─── AVAILABLE RECORDS
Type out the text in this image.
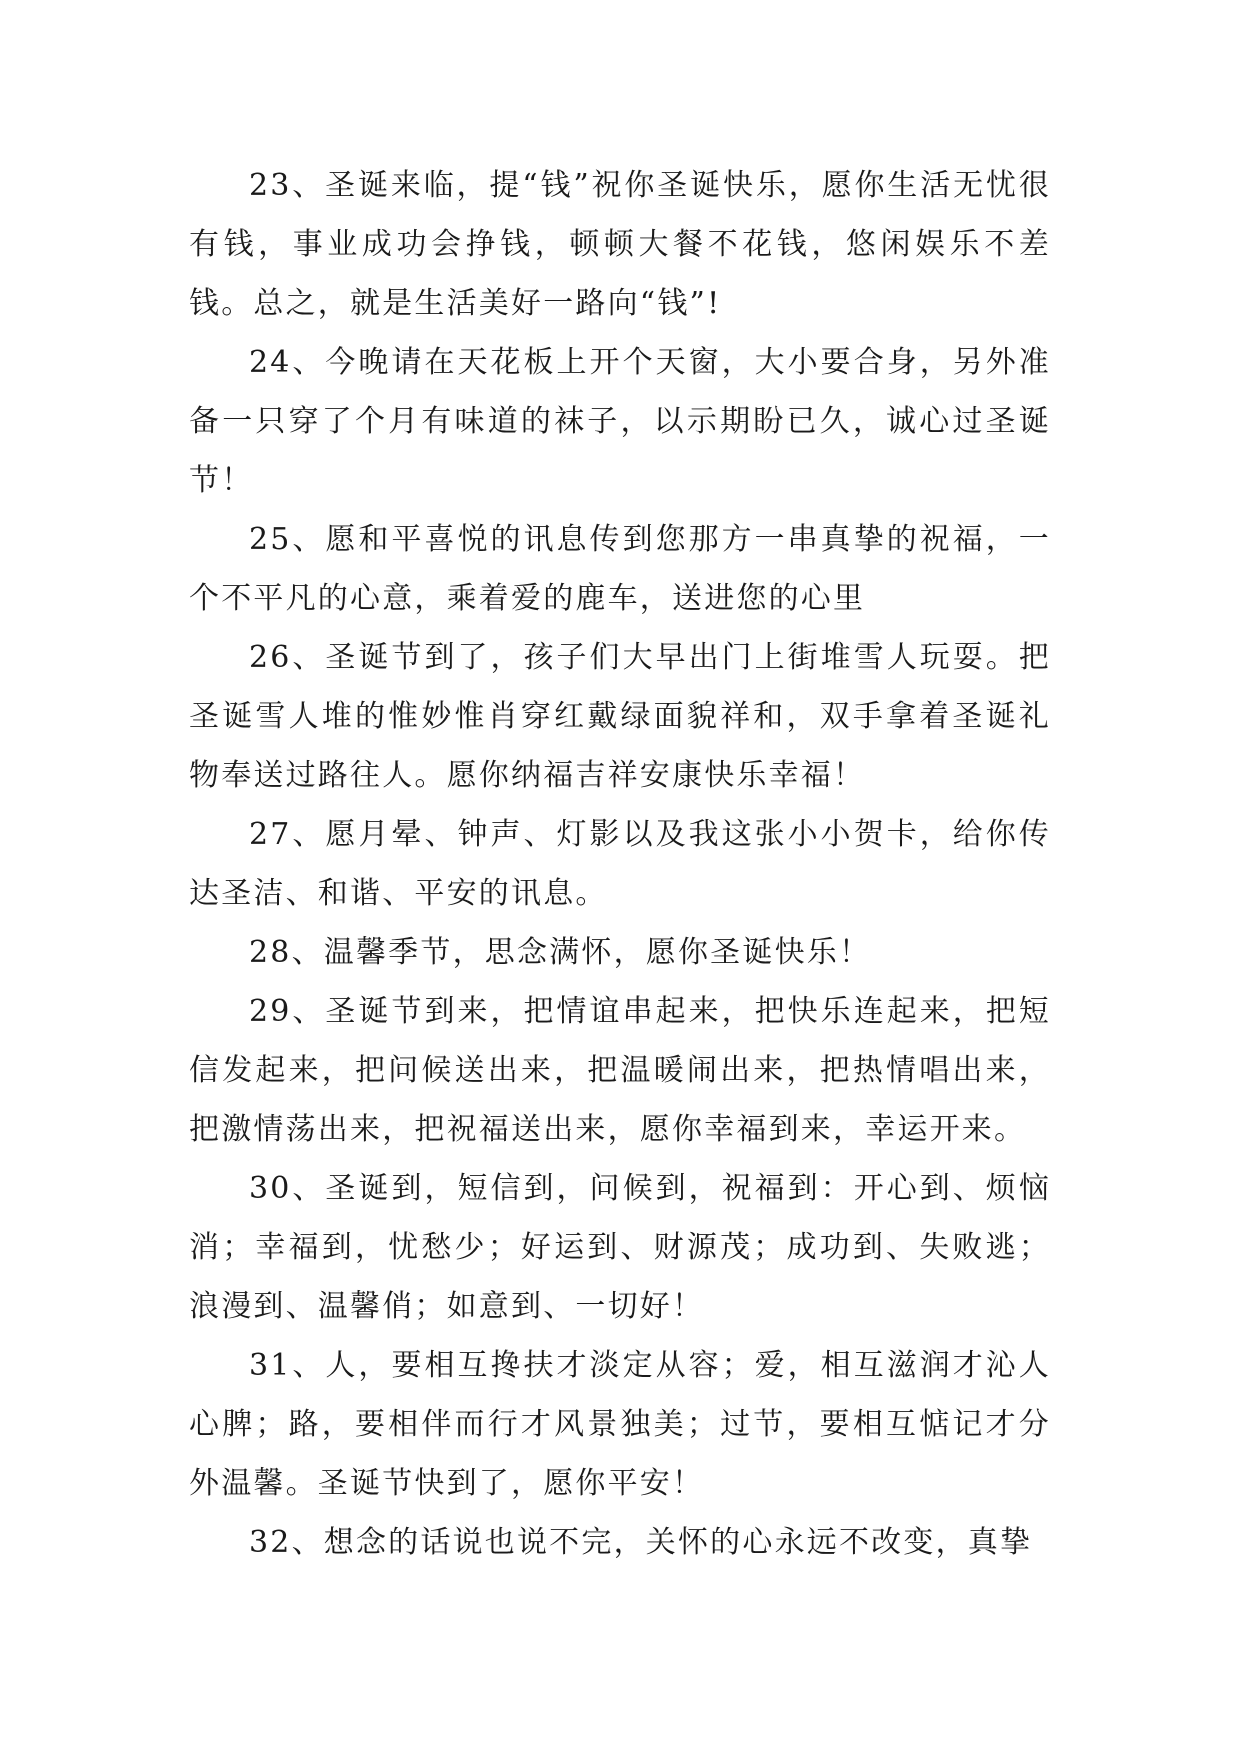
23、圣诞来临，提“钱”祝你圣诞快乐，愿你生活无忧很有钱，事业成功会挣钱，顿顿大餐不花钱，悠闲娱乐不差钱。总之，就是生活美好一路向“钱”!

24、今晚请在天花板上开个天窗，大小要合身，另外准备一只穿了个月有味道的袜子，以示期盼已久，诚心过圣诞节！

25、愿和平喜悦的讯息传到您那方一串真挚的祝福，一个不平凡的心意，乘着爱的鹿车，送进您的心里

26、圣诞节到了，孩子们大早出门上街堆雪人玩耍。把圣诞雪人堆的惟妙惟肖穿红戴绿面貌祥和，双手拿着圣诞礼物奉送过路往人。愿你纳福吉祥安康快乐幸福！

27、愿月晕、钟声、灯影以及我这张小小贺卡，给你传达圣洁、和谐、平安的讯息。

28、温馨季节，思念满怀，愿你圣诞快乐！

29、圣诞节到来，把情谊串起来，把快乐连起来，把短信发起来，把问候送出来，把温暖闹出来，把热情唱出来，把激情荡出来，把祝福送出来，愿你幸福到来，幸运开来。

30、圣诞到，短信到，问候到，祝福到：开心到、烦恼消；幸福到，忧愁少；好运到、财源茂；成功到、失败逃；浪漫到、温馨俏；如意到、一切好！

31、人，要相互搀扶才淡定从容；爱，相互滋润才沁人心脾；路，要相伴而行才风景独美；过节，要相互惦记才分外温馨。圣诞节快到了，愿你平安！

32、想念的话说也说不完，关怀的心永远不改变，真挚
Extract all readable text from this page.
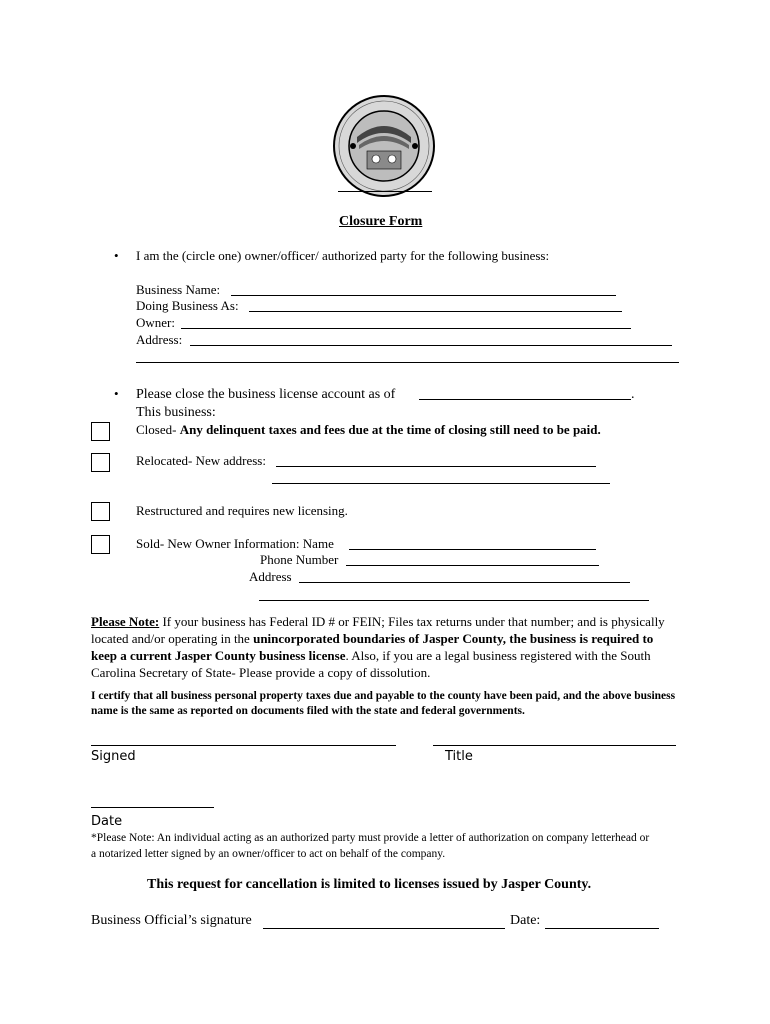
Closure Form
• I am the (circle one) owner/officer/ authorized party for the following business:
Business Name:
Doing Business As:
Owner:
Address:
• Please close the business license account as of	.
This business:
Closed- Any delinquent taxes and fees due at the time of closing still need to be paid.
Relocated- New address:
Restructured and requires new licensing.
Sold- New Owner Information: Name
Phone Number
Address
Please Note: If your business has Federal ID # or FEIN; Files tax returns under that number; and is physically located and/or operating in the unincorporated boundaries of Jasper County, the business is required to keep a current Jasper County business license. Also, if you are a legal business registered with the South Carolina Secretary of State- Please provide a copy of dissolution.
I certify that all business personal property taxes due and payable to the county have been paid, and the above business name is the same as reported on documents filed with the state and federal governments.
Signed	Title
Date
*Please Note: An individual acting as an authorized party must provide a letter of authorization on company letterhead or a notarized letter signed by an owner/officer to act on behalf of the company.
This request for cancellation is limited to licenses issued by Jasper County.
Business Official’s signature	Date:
──────
* **THE REQUEST**: Tally up how many lines in the preceding listing contain the word "authorized". Give nothing but the number.

* **ANSWER TO THIS PROBLEM**: 2